'''

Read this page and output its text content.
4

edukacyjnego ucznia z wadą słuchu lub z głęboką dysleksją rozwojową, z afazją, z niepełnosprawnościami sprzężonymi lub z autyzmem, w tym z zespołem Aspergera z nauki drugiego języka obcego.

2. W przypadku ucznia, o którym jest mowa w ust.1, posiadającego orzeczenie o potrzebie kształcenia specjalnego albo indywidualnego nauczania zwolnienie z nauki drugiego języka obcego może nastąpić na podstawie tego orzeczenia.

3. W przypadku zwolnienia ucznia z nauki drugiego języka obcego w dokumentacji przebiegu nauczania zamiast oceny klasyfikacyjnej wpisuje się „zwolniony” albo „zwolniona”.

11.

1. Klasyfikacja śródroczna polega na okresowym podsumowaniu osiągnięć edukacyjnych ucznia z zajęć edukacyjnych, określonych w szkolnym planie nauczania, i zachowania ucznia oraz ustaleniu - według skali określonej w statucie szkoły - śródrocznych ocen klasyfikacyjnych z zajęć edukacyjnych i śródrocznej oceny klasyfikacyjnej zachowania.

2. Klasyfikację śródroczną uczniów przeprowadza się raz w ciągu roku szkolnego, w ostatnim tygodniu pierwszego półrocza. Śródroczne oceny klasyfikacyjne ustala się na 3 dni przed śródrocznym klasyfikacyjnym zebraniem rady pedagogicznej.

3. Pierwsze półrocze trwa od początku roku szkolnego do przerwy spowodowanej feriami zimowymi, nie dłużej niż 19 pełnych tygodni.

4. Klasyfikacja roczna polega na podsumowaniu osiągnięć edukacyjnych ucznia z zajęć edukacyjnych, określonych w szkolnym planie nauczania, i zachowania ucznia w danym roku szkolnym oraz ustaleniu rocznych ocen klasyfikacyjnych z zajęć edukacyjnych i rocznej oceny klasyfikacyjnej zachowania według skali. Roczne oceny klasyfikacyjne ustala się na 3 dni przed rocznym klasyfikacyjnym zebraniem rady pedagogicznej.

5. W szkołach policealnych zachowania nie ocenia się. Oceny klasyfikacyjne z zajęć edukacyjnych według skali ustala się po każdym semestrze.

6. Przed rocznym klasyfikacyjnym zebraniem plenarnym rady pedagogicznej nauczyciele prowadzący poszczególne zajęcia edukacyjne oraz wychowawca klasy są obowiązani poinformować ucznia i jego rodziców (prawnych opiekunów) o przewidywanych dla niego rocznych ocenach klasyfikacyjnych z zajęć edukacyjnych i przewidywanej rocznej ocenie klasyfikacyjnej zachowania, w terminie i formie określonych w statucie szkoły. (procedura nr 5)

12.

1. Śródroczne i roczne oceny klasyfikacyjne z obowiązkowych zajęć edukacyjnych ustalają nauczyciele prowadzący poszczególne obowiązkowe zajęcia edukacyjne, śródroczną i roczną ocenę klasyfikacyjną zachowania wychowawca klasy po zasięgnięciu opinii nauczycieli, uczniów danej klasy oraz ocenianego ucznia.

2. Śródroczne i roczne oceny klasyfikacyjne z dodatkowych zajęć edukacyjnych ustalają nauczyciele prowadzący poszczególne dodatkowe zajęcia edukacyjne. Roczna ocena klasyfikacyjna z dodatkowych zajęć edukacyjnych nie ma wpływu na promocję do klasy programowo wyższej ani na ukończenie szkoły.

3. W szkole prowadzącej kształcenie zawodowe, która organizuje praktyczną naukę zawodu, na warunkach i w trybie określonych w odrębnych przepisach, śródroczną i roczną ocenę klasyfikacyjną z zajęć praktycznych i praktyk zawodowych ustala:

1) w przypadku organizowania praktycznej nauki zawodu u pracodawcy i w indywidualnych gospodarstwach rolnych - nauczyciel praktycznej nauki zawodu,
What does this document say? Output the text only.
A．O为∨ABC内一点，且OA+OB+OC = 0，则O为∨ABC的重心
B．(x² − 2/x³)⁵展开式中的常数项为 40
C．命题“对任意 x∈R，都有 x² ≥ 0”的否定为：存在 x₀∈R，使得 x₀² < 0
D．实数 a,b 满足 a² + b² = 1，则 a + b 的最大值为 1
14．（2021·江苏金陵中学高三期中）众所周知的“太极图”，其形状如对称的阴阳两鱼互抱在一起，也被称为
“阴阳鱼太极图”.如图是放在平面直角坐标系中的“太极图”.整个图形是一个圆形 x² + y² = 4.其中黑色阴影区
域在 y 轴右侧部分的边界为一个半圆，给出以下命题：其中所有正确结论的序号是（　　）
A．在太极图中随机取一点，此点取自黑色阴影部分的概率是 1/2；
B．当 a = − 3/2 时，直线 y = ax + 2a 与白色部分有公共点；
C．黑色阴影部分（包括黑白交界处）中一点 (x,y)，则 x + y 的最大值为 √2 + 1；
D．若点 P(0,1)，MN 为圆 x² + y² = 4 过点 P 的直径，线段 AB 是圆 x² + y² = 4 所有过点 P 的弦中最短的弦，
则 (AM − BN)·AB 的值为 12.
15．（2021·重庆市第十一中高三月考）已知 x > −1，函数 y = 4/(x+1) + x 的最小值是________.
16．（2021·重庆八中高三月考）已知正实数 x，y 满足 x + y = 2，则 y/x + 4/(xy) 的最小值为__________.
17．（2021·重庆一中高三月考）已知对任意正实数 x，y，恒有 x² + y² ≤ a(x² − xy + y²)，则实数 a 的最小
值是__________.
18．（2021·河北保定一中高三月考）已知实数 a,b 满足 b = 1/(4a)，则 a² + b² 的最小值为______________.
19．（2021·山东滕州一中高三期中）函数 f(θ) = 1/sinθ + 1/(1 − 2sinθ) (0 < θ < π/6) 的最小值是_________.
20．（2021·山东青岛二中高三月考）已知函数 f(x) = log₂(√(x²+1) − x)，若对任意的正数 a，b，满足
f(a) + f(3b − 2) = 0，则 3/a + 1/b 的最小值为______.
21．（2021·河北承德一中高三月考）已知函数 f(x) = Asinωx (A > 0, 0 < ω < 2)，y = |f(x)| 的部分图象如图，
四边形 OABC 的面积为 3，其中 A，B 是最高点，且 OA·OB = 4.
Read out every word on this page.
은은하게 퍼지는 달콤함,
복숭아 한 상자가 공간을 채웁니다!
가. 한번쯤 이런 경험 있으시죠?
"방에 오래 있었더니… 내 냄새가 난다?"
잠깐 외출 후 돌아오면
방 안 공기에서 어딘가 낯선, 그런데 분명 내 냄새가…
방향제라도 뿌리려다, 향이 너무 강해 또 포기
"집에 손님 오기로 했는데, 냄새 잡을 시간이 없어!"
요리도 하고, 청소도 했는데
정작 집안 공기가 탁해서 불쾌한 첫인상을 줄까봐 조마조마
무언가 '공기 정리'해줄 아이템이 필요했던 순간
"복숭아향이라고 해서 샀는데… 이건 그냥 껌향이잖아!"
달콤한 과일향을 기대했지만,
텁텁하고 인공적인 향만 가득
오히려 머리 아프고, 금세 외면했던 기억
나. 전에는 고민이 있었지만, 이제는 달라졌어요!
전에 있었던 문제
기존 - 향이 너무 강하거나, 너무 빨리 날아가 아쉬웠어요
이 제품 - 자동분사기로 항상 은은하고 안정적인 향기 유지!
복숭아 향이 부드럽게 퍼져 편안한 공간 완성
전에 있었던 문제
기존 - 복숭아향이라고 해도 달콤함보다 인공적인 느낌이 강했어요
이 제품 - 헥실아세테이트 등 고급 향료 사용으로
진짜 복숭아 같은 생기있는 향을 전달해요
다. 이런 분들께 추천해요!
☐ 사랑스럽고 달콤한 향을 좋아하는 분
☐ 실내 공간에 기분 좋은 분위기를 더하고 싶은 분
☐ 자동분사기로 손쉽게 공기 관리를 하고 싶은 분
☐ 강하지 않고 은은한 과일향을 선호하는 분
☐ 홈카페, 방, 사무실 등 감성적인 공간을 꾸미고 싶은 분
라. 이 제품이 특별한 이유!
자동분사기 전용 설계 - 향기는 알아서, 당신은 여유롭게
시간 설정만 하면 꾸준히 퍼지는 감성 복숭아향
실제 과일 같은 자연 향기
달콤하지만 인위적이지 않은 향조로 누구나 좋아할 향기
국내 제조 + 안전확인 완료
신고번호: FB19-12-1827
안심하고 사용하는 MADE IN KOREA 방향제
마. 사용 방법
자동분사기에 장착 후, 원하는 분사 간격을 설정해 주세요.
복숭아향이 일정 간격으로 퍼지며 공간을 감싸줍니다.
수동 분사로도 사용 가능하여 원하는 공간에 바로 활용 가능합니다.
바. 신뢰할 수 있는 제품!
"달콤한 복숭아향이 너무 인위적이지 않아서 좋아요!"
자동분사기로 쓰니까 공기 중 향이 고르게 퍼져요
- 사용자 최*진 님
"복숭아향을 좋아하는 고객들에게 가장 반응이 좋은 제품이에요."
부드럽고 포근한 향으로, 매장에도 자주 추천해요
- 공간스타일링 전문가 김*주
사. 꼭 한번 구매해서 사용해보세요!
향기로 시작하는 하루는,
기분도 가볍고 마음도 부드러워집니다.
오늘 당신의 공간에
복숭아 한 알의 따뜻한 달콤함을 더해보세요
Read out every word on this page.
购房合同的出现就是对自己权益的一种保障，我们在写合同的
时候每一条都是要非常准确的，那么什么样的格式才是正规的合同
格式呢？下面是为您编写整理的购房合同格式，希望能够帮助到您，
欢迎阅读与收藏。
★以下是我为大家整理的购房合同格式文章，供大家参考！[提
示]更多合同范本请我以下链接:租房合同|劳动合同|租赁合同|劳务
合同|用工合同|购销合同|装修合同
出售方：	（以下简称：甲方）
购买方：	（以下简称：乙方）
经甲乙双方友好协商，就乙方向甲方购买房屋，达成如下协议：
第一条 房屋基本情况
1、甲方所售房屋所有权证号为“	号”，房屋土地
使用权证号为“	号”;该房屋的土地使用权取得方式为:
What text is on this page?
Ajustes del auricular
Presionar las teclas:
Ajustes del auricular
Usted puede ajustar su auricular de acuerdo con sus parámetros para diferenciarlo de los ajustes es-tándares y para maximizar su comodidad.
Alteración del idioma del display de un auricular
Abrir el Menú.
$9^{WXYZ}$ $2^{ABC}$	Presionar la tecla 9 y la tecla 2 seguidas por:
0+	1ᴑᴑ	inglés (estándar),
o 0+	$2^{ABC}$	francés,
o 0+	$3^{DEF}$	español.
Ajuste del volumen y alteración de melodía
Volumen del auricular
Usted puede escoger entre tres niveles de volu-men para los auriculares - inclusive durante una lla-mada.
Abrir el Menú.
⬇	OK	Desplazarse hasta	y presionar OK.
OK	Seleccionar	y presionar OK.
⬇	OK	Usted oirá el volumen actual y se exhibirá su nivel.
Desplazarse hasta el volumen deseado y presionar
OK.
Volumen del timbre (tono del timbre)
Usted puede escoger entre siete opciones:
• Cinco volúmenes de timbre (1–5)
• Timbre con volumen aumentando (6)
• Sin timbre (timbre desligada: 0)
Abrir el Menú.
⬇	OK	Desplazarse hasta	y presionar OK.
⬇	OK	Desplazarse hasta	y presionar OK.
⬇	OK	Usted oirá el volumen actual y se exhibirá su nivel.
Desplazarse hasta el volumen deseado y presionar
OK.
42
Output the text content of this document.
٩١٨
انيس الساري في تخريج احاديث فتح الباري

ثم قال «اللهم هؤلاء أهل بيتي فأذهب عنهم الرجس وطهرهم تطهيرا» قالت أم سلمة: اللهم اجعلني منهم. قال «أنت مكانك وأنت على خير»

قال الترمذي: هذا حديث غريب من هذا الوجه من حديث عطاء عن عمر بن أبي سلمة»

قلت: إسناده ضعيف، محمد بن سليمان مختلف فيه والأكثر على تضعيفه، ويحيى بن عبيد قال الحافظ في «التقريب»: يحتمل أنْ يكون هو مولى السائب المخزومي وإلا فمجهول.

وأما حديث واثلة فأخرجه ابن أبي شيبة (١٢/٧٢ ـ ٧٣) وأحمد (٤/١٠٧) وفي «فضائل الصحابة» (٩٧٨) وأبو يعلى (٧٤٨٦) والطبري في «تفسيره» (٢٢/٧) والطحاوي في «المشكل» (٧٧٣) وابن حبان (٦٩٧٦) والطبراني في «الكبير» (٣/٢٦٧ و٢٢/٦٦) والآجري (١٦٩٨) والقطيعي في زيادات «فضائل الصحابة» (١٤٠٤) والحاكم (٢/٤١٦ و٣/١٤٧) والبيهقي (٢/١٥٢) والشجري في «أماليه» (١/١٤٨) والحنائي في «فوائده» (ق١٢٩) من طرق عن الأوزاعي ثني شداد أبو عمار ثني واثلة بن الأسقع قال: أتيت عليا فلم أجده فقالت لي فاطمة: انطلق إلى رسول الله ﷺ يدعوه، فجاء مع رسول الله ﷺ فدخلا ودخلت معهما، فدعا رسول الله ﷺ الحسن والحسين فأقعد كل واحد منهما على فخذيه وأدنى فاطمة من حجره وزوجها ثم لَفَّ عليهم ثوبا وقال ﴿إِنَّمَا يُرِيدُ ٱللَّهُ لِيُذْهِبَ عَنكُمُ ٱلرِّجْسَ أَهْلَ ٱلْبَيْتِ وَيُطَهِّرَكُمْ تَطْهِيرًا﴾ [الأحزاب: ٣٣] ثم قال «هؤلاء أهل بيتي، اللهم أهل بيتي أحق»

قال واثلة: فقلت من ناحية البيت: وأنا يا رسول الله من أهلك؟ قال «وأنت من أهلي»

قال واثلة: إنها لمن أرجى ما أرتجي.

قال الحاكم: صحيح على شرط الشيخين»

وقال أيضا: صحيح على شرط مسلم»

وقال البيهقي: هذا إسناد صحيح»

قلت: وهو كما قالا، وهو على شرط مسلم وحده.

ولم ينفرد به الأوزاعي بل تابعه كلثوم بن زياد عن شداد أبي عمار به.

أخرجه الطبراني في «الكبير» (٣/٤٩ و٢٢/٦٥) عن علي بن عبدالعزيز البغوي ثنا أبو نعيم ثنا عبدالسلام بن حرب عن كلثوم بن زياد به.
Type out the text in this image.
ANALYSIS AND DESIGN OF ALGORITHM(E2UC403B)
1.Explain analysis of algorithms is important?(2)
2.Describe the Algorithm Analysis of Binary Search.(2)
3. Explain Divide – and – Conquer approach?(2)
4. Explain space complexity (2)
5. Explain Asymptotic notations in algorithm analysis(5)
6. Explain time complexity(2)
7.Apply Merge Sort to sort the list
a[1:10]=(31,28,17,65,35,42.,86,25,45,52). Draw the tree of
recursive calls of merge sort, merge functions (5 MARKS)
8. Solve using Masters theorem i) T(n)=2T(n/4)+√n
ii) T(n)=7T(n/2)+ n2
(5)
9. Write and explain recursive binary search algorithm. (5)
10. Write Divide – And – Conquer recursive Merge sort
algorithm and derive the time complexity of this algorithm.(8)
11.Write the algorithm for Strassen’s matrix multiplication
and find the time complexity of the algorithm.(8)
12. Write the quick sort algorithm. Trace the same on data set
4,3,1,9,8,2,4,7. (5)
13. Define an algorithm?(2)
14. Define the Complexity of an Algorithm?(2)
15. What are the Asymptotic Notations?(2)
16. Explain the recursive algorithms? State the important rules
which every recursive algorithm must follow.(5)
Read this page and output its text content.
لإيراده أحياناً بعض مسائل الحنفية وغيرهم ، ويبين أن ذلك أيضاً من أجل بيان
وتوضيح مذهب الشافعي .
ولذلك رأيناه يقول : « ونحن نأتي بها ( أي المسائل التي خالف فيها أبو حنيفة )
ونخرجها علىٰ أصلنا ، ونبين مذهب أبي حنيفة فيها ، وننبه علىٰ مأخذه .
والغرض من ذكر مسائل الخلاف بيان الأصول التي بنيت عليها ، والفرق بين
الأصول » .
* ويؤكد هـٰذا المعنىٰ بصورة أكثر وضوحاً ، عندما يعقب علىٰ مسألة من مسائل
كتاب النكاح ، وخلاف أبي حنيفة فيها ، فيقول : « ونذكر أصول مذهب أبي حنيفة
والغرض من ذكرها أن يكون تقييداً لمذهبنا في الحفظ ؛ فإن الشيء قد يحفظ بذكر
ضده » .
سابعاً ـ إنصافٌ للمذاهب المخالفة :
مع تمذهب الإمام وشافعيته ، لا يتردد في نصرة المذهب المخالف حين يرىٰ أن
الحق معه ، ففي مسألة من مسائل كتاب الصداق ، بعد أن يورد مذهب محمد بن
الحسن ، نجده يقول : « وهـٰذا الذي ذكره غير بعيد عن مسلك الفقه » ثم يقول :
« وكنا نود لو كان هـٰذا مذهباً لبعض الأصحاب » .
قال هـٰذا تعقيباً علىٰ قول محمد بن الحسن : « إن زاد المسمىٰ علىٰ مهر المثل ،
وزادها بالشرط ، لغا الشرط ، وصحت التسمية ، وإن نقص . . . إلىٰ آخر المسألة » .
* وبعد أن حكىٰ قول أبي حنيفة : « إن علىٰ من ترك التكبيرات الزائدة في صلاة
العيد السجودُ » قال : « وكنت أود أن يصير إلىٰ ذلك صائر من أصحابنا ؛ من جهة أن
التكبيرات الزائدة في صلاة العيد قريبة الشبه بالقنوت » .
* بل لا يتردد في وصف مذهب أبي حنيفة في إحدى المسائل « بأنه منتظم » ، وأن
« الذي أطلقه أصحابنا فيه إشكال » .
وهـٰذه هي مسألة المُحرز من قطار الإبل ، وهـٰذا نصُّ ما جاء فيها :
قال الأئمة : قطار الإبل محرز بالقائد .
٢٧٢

'''

## Exercise prompt:
State, as a bare number, how many lines of the listing hold the word "klasyfikacyjną".

## Written reply:
2